To do :: The exercise calls for every entry that follows to be repeated exactly.

Study material ::
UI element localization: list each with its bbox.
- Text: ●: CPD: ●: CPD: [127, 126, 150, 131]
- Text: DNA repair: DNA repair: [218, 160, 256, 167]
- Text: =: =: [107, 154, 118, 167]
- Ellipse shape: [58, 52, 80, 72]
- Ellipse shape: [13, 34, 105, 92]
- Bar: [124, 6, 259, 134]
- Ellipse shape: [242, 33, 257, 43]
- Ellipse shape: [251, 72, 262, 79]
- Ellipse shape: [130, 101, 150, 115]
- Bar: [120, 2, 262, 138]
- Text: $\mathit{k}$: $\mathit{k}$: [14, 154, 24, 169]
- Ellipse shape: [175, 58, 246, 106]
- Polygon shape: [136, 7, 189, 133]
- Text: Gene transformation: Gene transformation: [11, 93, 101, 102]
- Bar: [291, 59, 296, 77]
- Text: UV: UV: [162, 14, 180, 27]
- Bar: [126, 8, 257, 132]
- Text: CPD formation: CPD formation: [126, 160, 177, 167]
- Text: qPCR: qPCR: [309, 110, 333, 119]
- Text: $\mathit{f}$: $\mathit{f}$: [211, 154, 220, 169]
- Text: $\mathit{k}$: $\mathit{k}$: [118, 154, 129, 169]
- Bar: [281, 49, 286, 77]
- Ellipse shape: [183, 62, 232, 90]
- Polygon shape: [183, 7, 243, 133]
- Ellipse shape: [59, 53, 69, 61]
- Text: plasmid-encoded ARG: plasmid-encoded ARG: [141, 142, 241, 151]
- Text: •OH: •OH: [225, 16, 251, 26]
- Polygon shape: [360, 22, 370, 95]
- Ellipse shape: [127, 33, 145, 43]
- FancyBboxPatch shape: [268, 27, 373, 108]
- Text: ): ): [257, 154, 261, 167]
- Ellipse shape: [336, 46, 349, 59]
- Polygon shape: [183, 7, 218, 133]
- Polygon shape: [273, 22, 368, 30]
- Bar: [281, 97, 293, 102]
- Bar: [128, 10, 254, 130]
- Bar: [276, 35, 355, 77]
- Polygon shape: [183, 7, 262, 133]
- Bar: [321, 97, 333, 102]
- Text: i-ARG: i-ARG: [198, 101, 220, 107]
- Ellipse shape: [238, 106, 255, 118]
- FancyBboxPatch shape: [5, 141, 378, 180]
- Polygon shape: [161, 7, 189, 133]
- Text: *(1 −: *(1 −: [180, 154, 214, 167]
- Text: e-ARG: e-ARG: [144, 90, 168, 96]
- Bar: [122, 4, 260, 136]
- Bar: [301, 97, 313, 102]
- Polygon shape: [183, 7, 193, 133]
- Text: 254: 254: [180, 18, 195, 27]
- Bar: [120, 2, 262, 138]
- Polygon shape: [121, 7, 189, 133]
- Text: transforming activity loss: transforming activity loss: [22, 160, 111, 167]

Result of this exercise ::
UI element localization: list each with its bbox.
- Text: ●: CPD: ●: CPD: [127, 126, 150, 131]
- Text: DNA repair: DNA repair: [218, 160, 256, 167]
- Text: =: =: [107, 154, 118, 167]
- Ellipse shape: [58, 52, 80, 72]
- Ellipse shape: [13, 34, 105, 92]
- Bar: [124, 6, 259, 134]
- Ellipse shape: [242, 33, 257, 43]
- Ellipse shape: [251, 72, 262, 79]
- Ellipse shape: [130, 101, 150, 115]
- Bar: [120, 2, 262, 138]
- Text: $\mathit{k}$: $\mathit{k}$: [14, 154, 24, 169]
- Ellipse shape: [175, 58, 246, 106]
- Polygon shape: [136, 7, 189, 133]
- Text: Gene transformation: Gene transformation: [11, 93, 101, 102]
- Bar: [291, 59, 296, 77]
- Text: UV: UV: [162, 14, 180, 27]
- Bar: [126, 8, 257, 132]
- Text: CPD formation: CPD formation: [126, 160, 177, 167]
- Text: qPCR: qPCR: [309, 110, 333, 119]
- Text: $\mathit{f}$: $\mathit{f}$: [211, 154, 220, 169]
- Text: $\mathit{k}$: $\mathit{k}$: [118, 154, 129, 169]
- Bar: [281, 49, 286, 77]
- Ellipse shape: [183, 62, 232, 90]
- Polygon shape: [183, 7, 243, 133]
- Ellipse shape: [59, 53, 69, 61]
- Text: plasmid-encoded ARG: plasmid-encoded ARG: [141, 142, 241, 151]
- Text: •OH: •OH: [225, 16, 251, 26]
- Polygon shape: [360, 22, 370, 95]
- Ellipse shape: [127, 33, 145, 43]
- FancyBboxPatch shape: [268, 27, 373, 108]
- Text: ): ): [257, 154, 261, 167]
- Ellipse shape: [336, 46, 349, 59]
- Polygon shape: [183, 7, 218, 133]
- Polygon shape: [273, 22, 368, 30]
- Bar: [281, 97, 293, 102]
- Bar: [128, 10, 254, 130]
- Bar: [276, 35, 355, 77]
- Polygon shape: [183, 7, 262, 133]
- Bar: [321, 97, 333, 102]
- Text: i-ARG: i-ARG: [198, 101, 220, 107]
- Ellipse shape: [238, 106, 255, 118]
- FancyBboxPatch shape: [5, 141, 378, 180]
- Polygon shape: [161, 7, 189, 133]
- Text: *(1 −: *(1 −: [180, 154, 214, 167]
- Text: e-ARG: e-ARG: [144, 90, 168, 96]
- Bar: [122, 4, 260, 136]
- Bar: [301, 97, 313, 102]
- Polygon shape: [183, 7, 193, 133]
- Text: 254: 254: [180, 18, 195, 27]
- Bar: [120, 2, 262, 138]
- Polygon shape: [121, 7, 189, 133]
- Text: transforming activity loss: transforming activity loss: [22, 160, 111, 167]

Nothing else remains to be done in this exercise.